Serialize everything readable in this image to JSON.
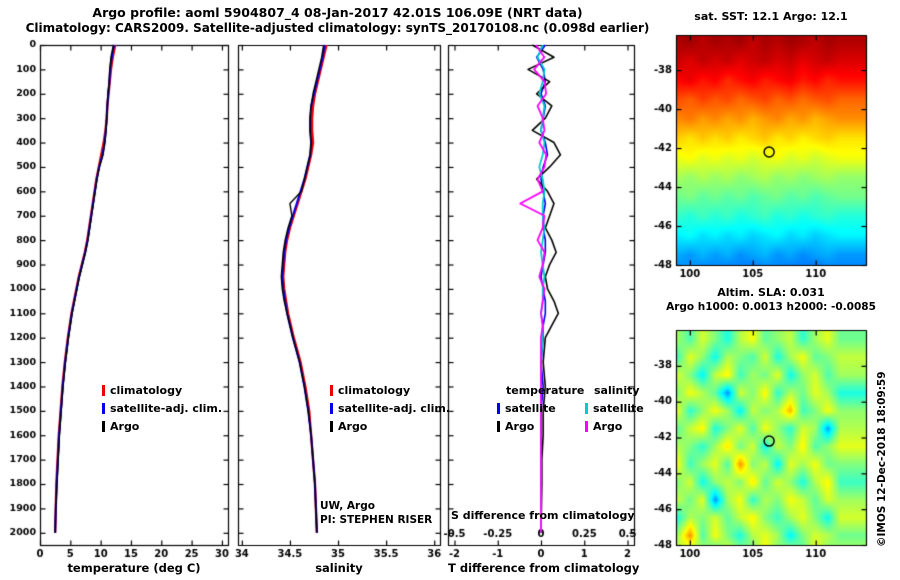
{
  "header": {
    "title_line1": "Argo profile: aoml 5904807_4 08-Jan-2017 42.01S 106.09E (NRT data)",
    "title_line2": "Climatology: CARS2009. Satellite-adjusted climatology: synTS_20170108.nc (0.098d earlier)"
  },
  "watermark": "©IMOS 12-Dec-2018 18:09:59",
  "chart_data": [
    {
      "id": "temperature_profile",
      "type": "line",
      "xlabel": "temperature (deg C)",
      "xlim": [
        0,
        31
      ],
      "xticks": [
        0,
        5,
        10,
        15,
        20,
        25,
        30
      ],
      "ylim": [
        0,
        2050
      ],
      "yticks": [
        0,
        100,
        200,
        300,
        400,
        500,
        600,
        700,
        800,
        900,
        1000,
        1100,
        1200,
        1300,
        1400,
        1500,
        1600,
        1700,
        1800,
        1900,
        2000
      ],
      "depths": [
        0,
        50,
        100,
        150,
        200,
        250,
        300,
        350,
        400,
        450,
        500,
        550,
        600,
        650,
        700,
        750,
        800,
        850,
        900,
        950,
        1000,
        1050,
        1100,
        1150,
        1200,
        1300,
        1400,
        1500,
        1600,
        1700,
        1800,
        1900,
        2000
      ],
      "series": [
        {
          "name": "climatology",
          "color": "#ee0000",
          "values": [
            12.4,
            12.0,
            11.7,
            11.5,
            11.3,
            11.1,
            11.0,
            10.8,
            10.5,
            10.1,
            9.7,
            9.3,
            9.0,
            8.7,
            8.4,
            8.1,
            7.8,
            7.4,
            6.9,
            6.4,
            6.0,
            5.6,
            5.2,
            4.9,
            4.6,
            4.1,
            3.7,
            3.4,
            3.1,
            2.9,
            2.7,
            2.6,
            2.5
          ]
        },
        {
          "name": "satellite-adj. clim.",
          "color": "#0000ee",
          "values": [
            12.2,
            11.85,
            11.55,
            11.45,
            11.25,
            11.1,
            11.0,
            10.85,
            10.65,
            10.3,
            9.75,
            9.35,
            9.05,
            8.75,
            8.45,
            8.15,
            7.85,
            7.45,
            6.95,
            6.45,
            6.05,
            5.65,
            5.25,
            4.95,
            4.65,
            4.15,
            3.75,
            3.45,
            3.15,
            2.95,
            2.75,
            2.6,
            2.5
          ]
        },
        {
          "name": "Argo",
          "color": "#000000",
          "values": [
            12.1,
            11.7,
            11.5,
            11.4,
            11.2,
            11.1,
            11.0,
            10.9,
            10.7,
            10.4,
            9.8,
            9.4,
            9.1,
            8.8,
            8.5,
            8.2,
            7.9,
            7.5,
            7.0,
            6.5,
            6.1,
            5.7,
            5.3,
            5.0,
            4.7,
            4.2,
            3.8,
            3.5,
            3.2,
            3.0,
            2.8,
            2.6,
            2.5
          ]
        }
      ]
    },
    {
      "id": "salinity_profile",
      "type": "line",
      "xlabel": "salinity",
      "xlim": [
        33.96,
        36.06
      ],
      "xticks": [
        34,
        34.5,
        35,
        35.5,
        36
      ],
      "ylim": [
        0,
        2050
      ],
      "yticks": [
        0,
        100,
        200,
        300,
        400,
        500,
        600,
        700,
        800,
        900,
        1000,
        1100,
        1200,
        1300,
        1400,
        1500,
        1600,
        1700,
        1800,
        1900,
        2000
      ],
      "depths": [
        0,
        50,
        100,
        150,
        200,
        250,
        300,
        350,
        400,
        450,
        500,
        550,
        600,
        650,
        700,
        750,
        800,
        850,
        900,
        950,
        1000,
        1050,
        1100,
        1150,
        1200,
        1300,
        1400,
        1500,
        1600,
        1700,
        1800,
        1900,
        2000
      ],
      "annotations": [
        "UW, Argo",
        "PI: STEPHEN RISER"
      ],
      "series": [
        {
          "name": "climatology",
          "color": "#ee0000",
          "values": [
            34.88,
            34.85,
            34.82,
            34.79,
            34.76,
            34.74,
            34.73,
            34.73,
            34.74,
            34.72,
            34.69,
            34.66,
            34.62,
            34.58,
            34.54,
            34.5,
            34.47,
            34.45,
            34.44,
            34.43,
            34.44,
            34.46,
            34.48,
            34.51,
            34.54,
            34.61,
            34.66,
            34.7,
            34.72,
            34.74,
            34.76,
            34.77,
            34.78
          ]
        },
        {
          "name": "satellite-adj. clim.",
          "color": "#0000ee",
          "values": [
            34.86,
            34.84,
            34.81,
            34.78,
            34.75,
            34.72,
            34.71,
            34.71,
            34.72,
            34.71,
            34.68,
            34.65,
            34.61,
            34.57,
            34.53,
            34.49,
            34.46,
            34.44,
            34.43,
            34.42,
            34.43,
            34.45,
            34.47,
            34.5,
            34.53,
            34.6,
            34.65,
            34.69,
            34.72,
            34.74,
            34.76,
            34.77,
            34.78
          ]
        },
        {
          "name": "Argo",
          "color": "#000000",
          "values": [
            34.85,
            34.83,
            34.8,
            34.77,
            34.74,
            34.72,
            34.71,
            34.71,
            34.72,
            34.71,
            34.68,
            34.65,
            34.62,
            34.5,
            34.52,
            34.48,
            34.45,
            34.43,
            34.42,
            34.41,
            34.42,
            34.44,
            34.47,
            34.5,
            34.53,
            34.6,
            34.65,
            34.69,
            34.72,
            34.74,
            34.76,
            34.77,
            34.78
          ]
        }
      ]
    },
    {
      "id": "difference_profile",
      "type": "line",
      "xlabel": "T difference from climatology",
      "slabel": "S difference from climatology",
      "xlim": [
        -2.15,
        2.15
      ],
      "xticks": [
        -2,
        -1,
        0,
        1,
        2
      ],
      "slim": [
        -0.5375,
        0.5375
      ],
      "sticks": [
        -0.5,
        -0.25,
        0,
        0.25,
        0.5
      ],
      "ylim": [
        0,
        2050
      ],
      "yticks": [
        0,
        100,
        200,
        300,
        400,
        500,
        600,
        700,
        800,
        900,
        1000,
        1100,
        1200,
        1300,
        1400,
        1500,
        1600,
        1700,
        1800,
        1900,
        2000
      ],
      "depths": [
        0,
        50,
        100,
        150,
        200,
        250,
        300,
        350,
        400,
        450,
        500,
        550,
        600,
        650,
        700,
        750,
        800,
        850,
        900,
        950,
        1000,
        1050,
        1100,
        1150,
        1200,
        1300,
        1400,
        1500,
        1600,
        1700,
        1800,
        1900,
        2000
      ],
      "series": [
        {
          "name": "satellite",
          "group": "temperature",
          "axis": "T",
          "color": "#0000ee",
          "values": [
            0.1,
            -0.1,
            0.05,
            0.1,
            0,
            0.1,
            0.05,
            0,
            0.1,
            0.15,
            0.05,
            0,
            0.05,
            0.1,
            0.05,
            0.05,
            0.1,
            0.1,
            0.05,
            0,
            0.05,
            0.1,
            0.1,
            0.05,
            0.05,
            0,
            0.05,
            0,
            0,
            0,
            0,
            0,
            0
          ]
        },
        {
          "name": "Argo",
          "group": "temperature",
          "axis": "T",
          "color": "#000000",
          "values": [
            -0.2,
            0.3,
            -0.3,
            0.2,
            -0.1,
            0.25,
            0.1,
            -0.2,
            0.3,
            0.45,
            0.2,
            -0.1,
            0.15,
            0.3,
            0.2,
            0.1,
            0.25,
            0.35,
            0.2,
            0.1,
            0.15,
            0.3,
            0.4,
            0.25,
            0.1,
            0.05,
            0.1,
            0.05,
            0.05,
            0.02,
            0.02,
            0.01,
            0
          ]
        },
        {
          "name": "satellite",
          "group": "salinity",
          "axis": "S",
          "color": "#00cccc",
          "values": [
            0.01,
            -0.02,
            0.02,
            0.01,
            -0.01,
            0.02,
            0.01,
            0,
            0.02,
            0.01,
            -0.01,
            0.01,
            0.02,
            0.01,
            0.01,
            0.02,
            0.01,
            0,
            0.01,
            0.02,
            0.01,
            0.01,
            0,
            0.01,
            0.01,
            0,
            0,
            0,
            0,
            0,
            0,
            0,
            0
          ]
        },
        {
          "name": "Argo",
          "group": "salinity",
          "axis": "S",
          "color": "#ff00ff",
          "values": [
            -0.03,
            0.02,
            -0.04,
            0.02,
            0.03,
            -0.02,
            0.01,
            0.02,
            -0.01,
            0.03,
            0.02,
            -0.02,
            0.01,
            -0.12,
            0.02,
            0.01,
            -0.02,
            0.02,
            0.01,
            -0.01,
            0.02,
            0.01,
            0,
            0.01,
            0,
            0,
            0,
            0,
            0,
            0,
            0,
            0,
            0
          ]
        }
      ],
      "legend_groups": [
        {
          "title": "temperature",
          "entries": [
            {
              "label": "satellite",
              "color": "#0000ee"
            },
            {
              "label": "Argo",
              "color": "#000000"
            }
          ]
        },
        {
          "title": "salinity",
          "entries": [
            {
              "label": "satellite",
              "color": "#00cccc"
            },
            {
              "label": "Argo",
              "color": "#ff00ff"
            }
          ]
        }
      ]
    },
    {
      "id": "sst_map",
      "type": "heatmap",
      "title": "sat. SST: 12.1  Argo: 12.1",
      "xticks": [
        100,
        105,
        110
      ],
      "yticks": [
        -38,
        -40,
        -42,
        -44,
        -46,
        -48
      ],
      "lon_range": [
        98.9,
        114.0
      ],
      "lat_range": [
        -36.2,
        -48.0
      ],
      "vmin": -1.7,
      "vmax": 20.6,
      "marker": {
        "lon": 106.3,
        "lat": -42.2
      },
      "lons": [
        99,
        100,
        101,
        102,
        103,
        104,
        105,
        106,
        107,
        108,
        109,
        110,
        111,
        112
      ],
      "lats": [
        -36.5,
        -37.5,
        -38.5,
        -39.5,
        -40.5,
        -41.5,
        -42.5,
        -43.5,
        -44.5,
        -45.5,
        -46.5,
        -47.5,
        -48.5
      ],
      "values": [
        [
          19.6,
          19.9,
          19.3,
          19.8,
          19.5,
          19.9,
          19.1,
          19.7,
          19.4,
          19.9,
          19.6,
          19.2,
          19.8,
          19.5
        ],
        [
          19.0,
          18.5,
          19.2,
          18.7,
          19.1,
          18.4,
          18.9,
          19.2,
          18.6,
          19.0,
          18.3,
          18.8,
          19.1,
          18.6
        ],
        [
          17.8,
          18.2,
          17.4,
          17.9,
          16.9,
          17.6,
          18.0,
          17.2,
          17.7,
          18.1,
          17.3,
          17.8,
          17.0,
          17.5
        ],
        [
          16.2,
          15.7,
          16.5,
          15.9,
          16.3,
          15.5,
          16.0,
          16.4,
          15.6,
          16.1,
          15.4,
          15.9,
          16.2,
          15.6
        ],
        [
          14.8,
          15.2,
          14.4,
          14.9,
          14.2,
          14.7,
          13.9,
          14.5,
          14.9,
          14.1,
          14.6,
          13.8,
          14.3,
          14.7
        ],
        [
          13.3,
          12.8,
          13.5,
          12.9,
          13.4,
          12.6,
          13.1,
          13.5,
          12.7,
          13.2,
          12.5,
          13.0,
          13.3,
          12.8
        ],
        [
          11.9,
          12.3,
          11.5,
          12.0,
          11.4,
          11.9,
          11.2,
          11.7,
          12.1,
          11.3,
          11.8,
          11.1,
          11.6,
          12.0
        ],
        [
          10.4,
          9.9,
          10.6,
          10.0,
          10.5,
          9.7,
          10.2,
          10.6,
          9.8,
          10.3,
          9.6,
          10.1,
          10.4,
          9.9
        ],
        [
          9.1,
          9.5,
          8.7,
          9.2,
          8.6,
          9.1,
          8.4,
          8.9,
          9.3,
          8.5,
          9.0,
          8.3,
          8.8,
          9.2
        ],
        [
          7.9,
          7.4,
          8.1,
          7.5,
          8.0,
          7.2,
          7.7,
          8.1,
          7.3,
          7.8,
          7.1,
          7.6,
          7.9,
          7.4
        ],
        [
          6.4,
          6.8,
          6.0,
          6.5,
          5.9,
          6.4,
          5.7,
          6.2,
          6.6,
          5.8,
          6.3,
          5.6,
          6.1,
          6.5
        ],
        [
          4.9,
          4.4,
          5.1,
          4.5,
          5.0,
          4.2,
          4.7,
          5.1,
          4.3,
          4.8,
          4.1,
          4.6,
          4.9,
          4.4
        ],
        [
          3.8,
          4.2,
          3.4,
          3.9,
          3.3,
          3.8,
          3.1,
          3.6,
          4.0,
          3.2,
          3.7,
          3.0,
          3.5,
          3.9
        ]
      ]
    },
    {
      "id": "sla_map",
      "type": "heatmap",
      "title_line1": "Altim. SLA: 0.031",
      "title_line2": "Argo h1000: 0.0013 h2000: -0.0085",
      "xticks": [
        100,
        105,
        110
      ],
      "yticks": [
        -38,
        -40,
        -42,
        -44,
        -46,
        -48
      ],
      "lon_range": [
        98.9,
        114.0
      ],
      "lat_range": [
        -36.0,
        -48.0
      ],
      "vmin": -0.3,
      "vmax": 0.3,
      "marker": {
        "lon": 106.3,
        "lat": -42.2
      },
      "lons": [
        99,
        100,
        101,
        102,
        103,
        104,
        105,
        106,
        107,
        108,
        109,
        110,
        111,
        112
      ],
      "lats": [
        -36.5,
        -37.5,
        -38.5,
        -39.5,
        -40.5,
        -41.5,
        -42.5,
        -43.5,
        -44.5,
        -45.5,
        -46.5,
        -47.5,
        -48.5
      ],
      "values": [
        [
          0.02,
          -0.03,
          0.05,
          0.0,
          -0.06,
          0.03,
          0.07,
          -0.02,
          0.01,
          0.04,
          -0.05,
          0.02,
          0.06,
          -0.01
        ],
        [
          -0.04,
          0.06,
          0.01,
          -0.07,
          0.03,
          0.0,
          -0.03,
          0.05,
          -0.06,
          0.02,
          0.07,
          -0.02,
          0.0,
          0.04
        ],
        [
          0.05,
          0.0,
          -0.08,
          0.04,
          0.08,
          -0.04,
          0.02,
          -0.01,
          0.06,
          -0.07,
          0.01,
          0.05,
          -0.03,
          0.02
        ],
        [
          0.0,
          0.07,
          0.03,
          -0.02,
          -0.14,
          0.05,
          0.0,
          0.08,
          -0.05,
          0.03,
          -0.01,
          0.06,
          0.02,
          -0.06
        ],
        [
          0.06,
          -0.05,
          0.01,
          0.07,
          0.02,
          -0.08,
          0.04,
          0.0,
          0.03,
          0.12,
          -0.04,
          0.0,
          0.07,
          0.01
        ],
        [
          -0.02,
          0.04,
          0.08,
          -0.06,
          0.0,
          0.06,
          -0.03,
          0.07,
          0.01,
          -0.05,
          0.05,
          0.02,
          -0.13,
          0.03
        ],
        [
          0.03,
          0.0,
          -0.05,
          0.02,
          0.09,
          -0.01,
          0.05,
          -0.07,
          0.04,
          0.0,
          0.08,
          -0.03,
          0.01,
          0.06
        ],
        [
          0.07,
          -0.04,
          0.02,
          0.06,
          -0.03,
          0.14,
          0.0,
          0.04,
          -0.08,
          0.06,
          0.02,
          0.07,
          -0.01,
          0.0
        ],
        [
          0.0,
          0.05,
          -0.07,
          0.01,
          0.04,
          0.0,
          0.09,
          -0.02,
          0.05,
          0.01,
          -0.06,
          0.03,
          0.08,
          -0.04
        ],
        [
          0.04,
          -0.01,
          0.06,
          -0.14,
          0.02,
          0.07,
          -0.05,
          0.03,
          0.0,
          0.07,
          0.04,
          -0.02,
          0.05,
          0.02
        ],
        [
          -0.06,
          0.03,
          0.0,
          0.05,
          -0.02,
          0.04,
          0.08,
          0.0,
          -0.04,
          0.02,
          0.06,
          0.0,
          -0.07,
          0.05
        ],
        [
          0.02,
          0.14,
          -0.03,
          0.07,
          0.0,
          -0.06,
          0.03,
          0.06,
          0.02,
          -0.08,
          0.0,
          0.05,
          0.03,
          -0.01
        ],
        [
          0.05,
          0.0,
          0.04,
          -0.05,
          0.06,
          0.02,
          -0.02,
          0.08,
          0.0,
          0.04,
          -0.03,
          0.07,
          0.0,
          0.03
        ]
      ]
    }
  ]
}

━━━━━━━━━━

● Exercise:
Provide the number of lines in the data above that contain the string "xlabel", and nothing else.

● The reply:
3